**Exercise**
How many lines in the records below contain the word "升华和凝华"? Answer with the number alone.

(Rows from a dataset)
++++++++++

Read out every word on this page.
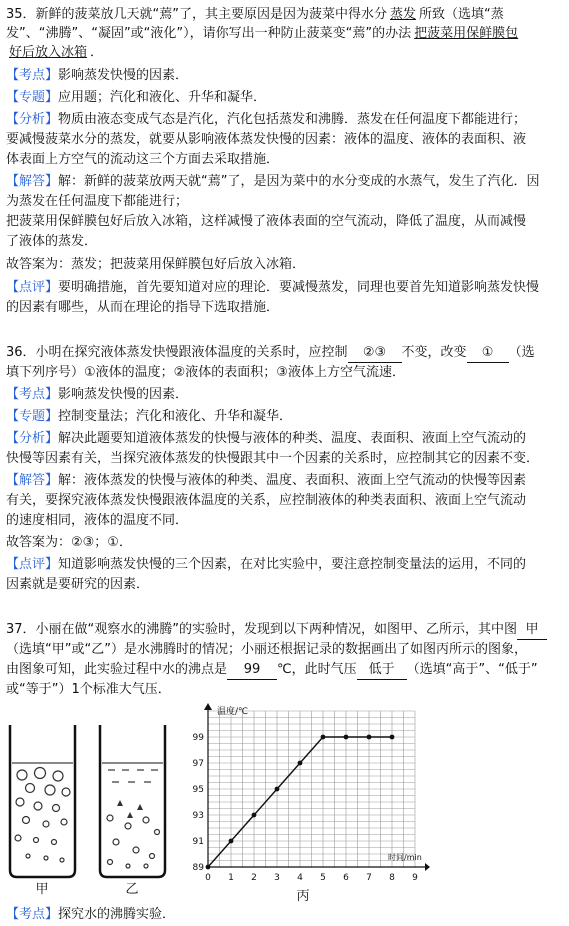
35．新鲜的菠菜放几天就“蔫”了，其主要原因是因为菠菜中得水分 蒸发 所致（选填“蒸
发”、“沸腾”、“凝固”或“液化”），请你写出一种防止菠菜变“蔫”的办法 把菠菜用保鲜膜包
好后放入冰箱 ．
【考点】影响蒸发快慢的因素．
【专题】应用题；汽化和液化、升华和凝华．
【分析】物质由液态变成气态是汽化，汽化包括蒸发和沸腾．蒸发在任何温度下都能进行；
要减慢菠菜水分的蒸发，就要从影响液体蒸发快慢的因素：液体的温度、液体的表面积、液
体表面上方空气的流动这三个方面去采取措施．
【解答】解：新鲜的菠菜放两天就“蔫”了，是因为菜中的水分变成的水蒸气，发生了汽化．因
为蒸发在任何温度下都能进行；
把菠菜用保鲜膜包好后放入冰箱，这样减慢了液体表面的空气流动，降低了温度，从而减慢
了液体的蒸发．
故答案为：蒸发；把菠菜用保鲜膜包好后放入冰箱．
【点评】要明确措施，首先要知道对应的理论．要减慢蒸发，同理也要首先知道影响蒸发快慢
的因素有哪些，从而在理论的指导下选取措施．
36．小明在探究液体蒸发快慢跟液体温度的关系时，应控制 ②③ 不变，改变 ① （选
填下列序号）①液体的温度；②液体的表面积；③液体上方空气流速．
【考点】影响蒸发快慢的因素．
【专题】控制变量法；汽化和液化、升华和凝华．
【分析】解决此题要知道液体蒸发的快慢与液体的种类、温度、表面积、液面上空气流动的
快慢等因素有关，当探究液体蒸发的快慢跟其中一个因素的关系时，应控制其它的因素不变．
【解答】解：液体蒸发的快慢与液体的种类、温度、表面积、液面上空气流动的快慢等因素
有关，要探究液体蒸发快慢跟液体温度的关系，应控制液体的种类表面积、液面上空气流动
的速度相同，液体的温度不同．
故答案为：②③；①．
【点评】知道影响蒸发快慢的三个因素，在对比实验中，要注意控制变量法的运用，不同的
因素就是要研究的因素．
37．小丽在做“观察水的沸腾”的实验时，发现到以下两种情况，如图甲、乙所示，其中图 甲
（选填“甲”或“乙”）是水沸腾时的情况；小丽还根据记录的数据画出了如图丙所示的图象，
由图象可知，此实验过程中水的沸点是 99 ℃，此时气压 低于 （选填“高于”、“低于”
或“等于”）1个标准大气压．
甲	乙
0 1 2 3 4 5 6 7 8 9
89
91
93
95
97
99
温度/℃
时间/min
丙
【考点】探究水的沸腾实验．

++++++++++

**Written response**
2